Images are not part of the copy; write out the rest of the data exactly as given.

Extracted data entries
•••

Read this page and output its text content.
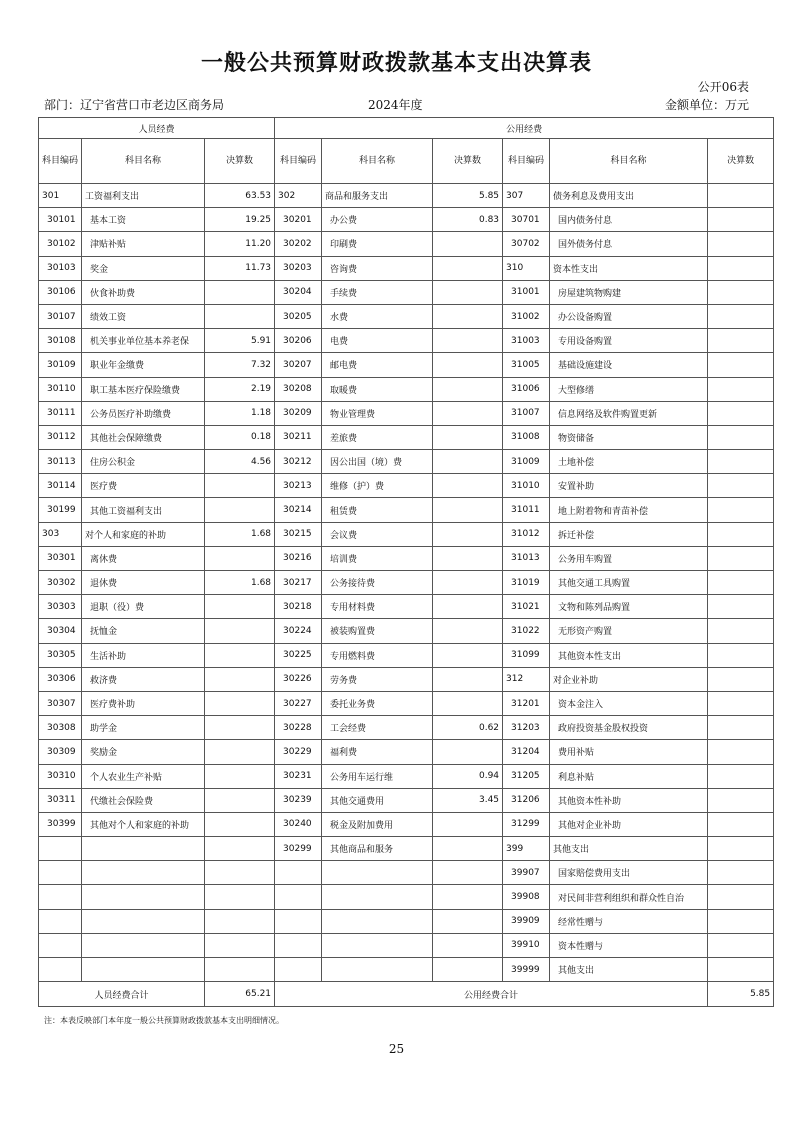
一般公共预算财政拨款基本支出决算表
公开06表
部门：辽宁省营口市老边区商务局	2024年度	金额单位：万元
人员经费			公用经费					
科目编码	科目名称	决算数	科目编码	科目名称	决算数	科目编码	科目名称	决算数
301	工资福利支出	63.53	302	商品和服务支出	5.85	307	债务利息及费用支出	
30101	基本工资	19.25	30201	办公费	0.83	30701	国内债务付息	
30102	津贴补贴	11.20	30202	印刷费		30702	国外债务付息	
30103	奖金	11.73	30203	咨询费		310	资本性支出	
30106	伙食补助费		30204	手续费		31001	房屋建筑物购建	
30107	绩效工资		30205	水费		31002	办公设备购置	
30108	机关事业单位基本养老保	5.91	30206	电费		31003	专用设备购置	
30109	职业年金缴费	7.32	30207	邮电费		31005	基础设施建设	
30110	职工基本医疗保险缴费	2.19	30208	取暖费		31006	大型修缮	
30111	公务员医疗补助缴费	1.18	30209	物业管理费		31007	信息网络及软件购置更新	
30112	其他社会保障缴费	0.18	30211	差旅费		31008	物资储备	
30113	住房公积金	4.56	30212	因公出国（境）费		31009	土地补偿	
30114	医疗费		30213	维修（护）费		31010	安置补助	
30199	其他工资福利支出		30214	租赁费		31011	地上附着物和青苗补偿	
303	对个人和家庭的补助	1.68	30215	会议费		31012	拆迁补偿	
30301	离休费		30216	培训费		31013	公务用车购置	
30302	退休费	1.68	30217	公务接待费		31019	其他交通工具购置	
30303	退职（役）费		30218	专用材料费		31021	文物和陈列品购置	
30304	抚恤金		30224	被装购置费		31022	无形资产购置	
30305	生活补助		30225	专用燃料费		31099	其他资本性支出	
30306	救济费		30226	劳务费		312	对企业补助	
30307	医疗费补助		30227	委托业务费		31201	资本金注入	
30308	助学金		30228	工会经费	0.62	31203	政府投资基金股权投资	
30309	奖励金		30229	福利费		31204	费用补贴	
30310	个人农业生产补贴		30231	公务用车运行维	0.94	31205	利息补贴	
30311	代缴社会保险费		30239	其他交通费用	3.45	31206	其他资本性补助	
30399	其他对个人和家庭的补助		30240	税金及附加费用		31299	其他对企业补助	
			30299	其他商品和服务		399	其他支出	
						39907	国家赔偿费用支出	
						39908	对民间非营利组织和群众性自治	
						39909	经常性赠与	
						39910	资本性赠与	
						39999	其他支出	
人员经费合计		65.21	公用经费合计					5.85
注：本表反映部门本年度一般公共预算财政拨款基本支出明细情况。
25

•••

Output for this exercise →
Read this page and output its text content.
一般公共预算财政拨款基本支出决算表
公开06表
部门：辽宁省营口市老边区商务局	2024年度	金额单位：万元
人员经费			公用经费					
科目编码	科目名称	决算数	科目编码	科目名称	决算数	科目编码	科目名称	决算数
301	工资福利支出	63.53	302	商品和服务支出	5.85	307	债务利息及费用支出	
30101	基本工资	19.25	30201	办公费	0.83	30701	国内债务付息	
30102	津贴补贴	11.20	30202	印刷费		30702	国外债务付息	
30103	奖金	11.73	30203	咨询费		310	资本性支出	
30106	伙食补助费		30204	手续费		31001	房屋建筑物购建	
30107	绩效工资		30205	水费		31002	办公设备购置	
30108	机关事业单位基本养老保	5.91	30206	电费		31003	专用设备购置	
30109	职业年金缴费	7.32	30207	邮电费		31005	基础设施建设	
30110	职工基本医疗保险缴费	2.19	30208	取暖费		31006	大型修缮	
30111	公务员医疗补助缴费	1.18	30209	物业管理费		31007	信息网络及软件购置更新	
30112	其他社会保障缴费	0.18	30211	差旅费		31008	物资储备	
30113	住房公积金	4.56	30212	因公出国（境）费		31009	土地补偿	
30114	医疗费		30213	维修（护）费		31010	安置补助	
30199	其他工资福利支出		30214	租赁费		31011	地上附着物和青苗补偿	
303	对个人和家庭的补助	1.68	30215	会议费		31012	拆迁补偿	
30301	离休费		30216	培训费		31013	公务用车购置	
30302	退休费	1.68	30217	公务接待费		31019	其他交通工具购置	
30303	退职（役）费		30218	专用材料费		31021	文物和陈列品购置	
30304	抚恤金		30224	被装购置费		31022	无形资产购置	
30305	生活补助		30225	专用燃料费		31099	其他资本性支出	
30306	救济费		30226	劳务费		312	对企业补助	
30307	医疗费补助		30227	委托业务费		31201	资本金注入	
30308	助学金		30228	工会经费	0.62	31203	政府投资基金股权投资	
30309	奖励金		30229	福利费		31204	费用补贴	
30310	个人农业生产补贴		30231	公务用车运行维	0.94	31205	利息补贴	
30311	代缴社会保险费		30239	其他交通费用	3.45	31206	其他资本性补助	
30399	其他对个人和家庭的补助		30240	税金及附加费用		31299	其他对企业补助	
			30299	其他商品和服务		399	其他支出	
						39907	国家赔偿费用支出	
						39908	对民间非营利组织和群众性自治	
						39909	经常性赠与	
						39910	资本性赠与	
						39999	其他支出	
人员经费合计		65.21	公用经费合计					5.85
注：本表反映部门本年度一般公共预算财政拨款基本支出明细情况。
25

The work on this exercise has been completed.